# Task
Go through the records below line by line. Count the lines with "JSON" and give the count alone.

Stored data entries
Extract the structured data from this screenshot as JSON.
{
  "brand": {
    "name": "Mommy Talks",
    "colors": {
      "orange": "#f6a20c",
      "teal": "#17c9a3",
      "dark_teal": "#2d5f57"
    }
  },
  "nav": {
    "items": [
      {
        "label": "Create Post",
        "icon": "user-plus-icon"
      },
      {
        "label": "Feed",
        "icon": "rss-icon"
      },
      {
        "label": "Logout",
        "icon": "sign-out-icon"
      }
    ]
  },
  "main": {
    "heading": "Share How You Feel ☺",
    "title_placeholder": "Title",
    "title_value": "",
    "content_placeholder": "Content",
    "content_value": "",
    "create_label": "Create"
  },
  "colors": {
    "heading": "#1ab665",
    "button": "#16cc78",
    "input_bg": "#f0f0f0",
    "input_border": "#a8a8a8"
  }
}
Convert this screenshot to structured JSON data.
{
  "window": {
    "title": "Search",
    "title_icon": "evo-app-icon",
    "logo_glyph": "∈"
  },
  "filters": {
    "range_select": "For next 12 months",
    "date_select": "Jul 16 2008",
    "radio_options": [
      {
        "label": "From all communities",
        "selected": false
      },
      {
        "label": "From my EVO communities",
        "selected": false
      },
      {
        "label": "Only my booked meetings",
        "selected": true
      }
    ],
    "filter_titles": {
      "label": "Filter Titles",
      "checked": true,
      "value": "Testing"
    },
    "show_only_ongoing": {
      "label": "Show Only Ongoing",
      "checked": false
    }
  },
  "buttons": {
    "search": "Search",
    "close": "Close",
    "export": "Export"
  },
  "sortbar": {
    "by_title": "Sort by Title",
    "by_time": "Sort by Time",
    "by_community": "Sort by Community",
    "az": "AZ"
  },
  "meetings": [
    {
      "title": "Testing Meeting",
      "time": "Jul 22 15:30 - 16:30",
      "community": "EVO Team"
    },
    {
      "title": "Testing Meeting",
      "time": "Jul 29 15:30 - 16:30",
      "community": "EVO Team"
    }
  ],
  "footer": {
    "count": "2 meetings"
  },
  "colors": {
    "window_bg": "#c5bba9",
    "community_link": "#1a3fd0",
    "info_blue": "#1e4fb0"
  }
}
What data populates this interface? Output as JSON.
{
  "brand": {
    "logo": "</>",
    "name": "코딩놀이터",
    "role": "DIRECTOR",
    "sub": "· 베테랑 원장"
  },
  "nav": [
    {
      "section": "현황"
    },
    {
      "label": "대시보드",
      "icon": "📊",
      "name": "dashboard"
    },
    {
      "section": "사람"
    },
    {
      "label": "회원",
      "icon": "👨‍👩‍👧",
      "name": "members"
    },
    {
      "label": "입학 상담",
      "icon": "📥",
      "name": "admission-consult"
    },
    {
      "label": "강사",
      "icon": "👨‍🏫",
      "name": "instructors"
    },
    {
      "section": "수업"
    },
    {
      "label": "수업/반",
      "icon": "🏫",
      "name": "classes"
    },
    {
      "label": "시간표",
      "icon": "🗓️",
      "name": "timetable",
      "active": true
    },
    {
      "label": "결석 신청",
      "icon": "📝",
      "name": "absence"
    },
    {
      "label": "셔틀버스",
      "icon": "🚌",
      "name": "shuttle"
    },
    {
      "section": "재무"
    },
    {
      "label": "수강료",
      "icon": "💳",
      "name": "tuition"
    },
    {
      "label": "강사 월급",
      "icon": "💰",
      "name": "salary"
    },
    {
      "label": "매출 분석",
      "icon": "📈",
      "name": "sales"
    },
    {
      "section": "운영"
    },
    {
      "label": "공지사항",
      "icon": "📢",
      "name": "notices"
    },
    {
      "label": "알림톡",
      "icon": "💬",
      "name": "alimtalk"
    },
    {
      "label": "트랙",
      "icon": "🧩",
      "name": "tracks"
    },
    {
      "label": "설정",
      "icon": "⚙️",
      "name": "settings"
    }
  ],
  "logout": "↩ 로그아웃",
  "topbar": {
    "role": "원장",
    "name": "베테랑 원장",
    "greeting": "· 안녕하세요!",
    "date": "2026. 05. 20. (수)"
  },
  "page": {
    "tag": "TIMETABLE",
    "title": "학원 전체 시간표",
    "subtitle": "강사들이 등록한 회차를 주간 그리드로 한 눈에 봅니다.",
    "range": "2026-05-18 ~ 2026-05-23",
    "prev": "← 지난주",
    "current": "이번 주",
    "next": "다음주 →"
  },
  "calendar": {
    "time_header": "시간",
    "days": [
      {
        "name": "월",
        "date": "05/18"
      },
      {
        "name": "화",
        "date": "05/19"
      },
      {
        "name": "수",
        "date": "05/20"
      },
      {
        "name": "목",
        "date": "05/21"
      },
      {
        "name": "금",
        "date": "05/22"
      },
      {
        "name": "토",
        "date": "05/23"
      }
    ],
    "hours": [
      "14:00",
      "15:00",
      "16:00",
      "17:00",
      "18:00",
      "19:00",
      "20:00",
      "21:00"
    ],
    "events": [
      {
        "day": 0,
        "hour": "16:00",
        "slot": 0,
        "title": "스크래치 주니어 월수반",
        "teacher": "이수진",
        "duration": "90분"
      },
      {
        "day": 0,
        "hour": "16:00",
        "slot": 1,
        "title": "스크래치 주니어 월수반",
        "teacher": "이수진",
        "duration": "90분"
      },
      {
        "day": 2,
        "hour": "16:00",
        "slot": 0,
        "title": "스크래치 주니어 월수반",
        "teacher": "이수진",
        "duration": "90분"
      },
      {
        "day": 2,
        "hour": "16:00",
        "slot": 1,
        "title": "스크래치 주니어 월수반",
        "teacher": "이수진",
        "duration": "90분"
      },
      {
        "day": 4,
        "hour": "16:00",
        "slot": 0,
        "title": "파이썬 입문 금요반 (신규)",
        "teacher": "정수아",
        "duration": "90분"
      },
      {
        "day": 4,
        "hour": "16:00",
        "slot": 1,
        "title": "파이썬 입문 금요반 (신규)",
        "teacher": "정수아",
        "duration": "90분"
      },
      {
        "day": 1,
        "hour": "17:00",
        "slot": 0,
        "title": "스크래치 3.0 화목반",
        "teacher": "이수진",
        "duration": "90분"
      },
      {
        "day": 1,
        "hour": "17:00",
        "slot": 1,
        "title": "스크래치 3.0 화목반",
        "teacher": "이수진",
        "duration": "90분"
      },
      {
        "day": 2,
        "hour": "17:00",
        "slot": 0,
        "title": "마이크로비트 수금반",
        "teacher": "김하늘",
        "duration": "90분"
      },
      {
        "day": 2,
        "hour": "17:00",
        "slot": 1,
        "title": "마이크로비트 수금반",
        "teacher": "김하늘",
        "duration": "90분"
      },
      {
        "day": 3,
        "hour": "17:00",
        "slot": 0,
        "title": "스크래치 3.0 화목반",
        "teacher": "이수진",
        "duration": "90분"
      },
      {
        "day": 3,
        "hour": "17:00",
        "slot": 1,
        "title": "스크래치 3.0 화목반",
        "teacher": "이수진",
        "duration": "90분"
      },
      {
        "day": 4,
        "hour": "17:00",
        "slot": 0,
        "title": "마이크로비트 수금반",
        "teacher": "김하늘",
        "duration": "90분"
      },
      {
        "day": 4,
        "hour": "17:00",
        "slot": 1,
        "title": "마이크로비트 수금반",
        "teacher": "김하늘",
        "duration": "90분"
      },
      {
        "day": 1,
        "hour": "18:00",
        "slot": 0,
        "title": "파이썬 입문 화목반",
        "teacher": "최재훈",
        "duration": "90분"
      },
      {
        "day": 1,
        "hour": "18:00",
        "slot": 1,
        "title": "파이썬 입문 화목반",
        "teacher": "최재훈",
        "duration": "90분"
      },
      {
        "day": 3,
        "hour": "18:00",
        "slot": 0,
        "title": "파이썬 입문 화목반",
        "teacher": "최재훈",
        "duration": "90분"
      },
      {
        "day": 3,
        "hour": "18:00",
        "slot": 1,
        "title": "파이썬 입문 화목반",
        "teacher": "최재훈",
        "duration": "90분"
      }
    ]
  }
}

# Finished exercise
3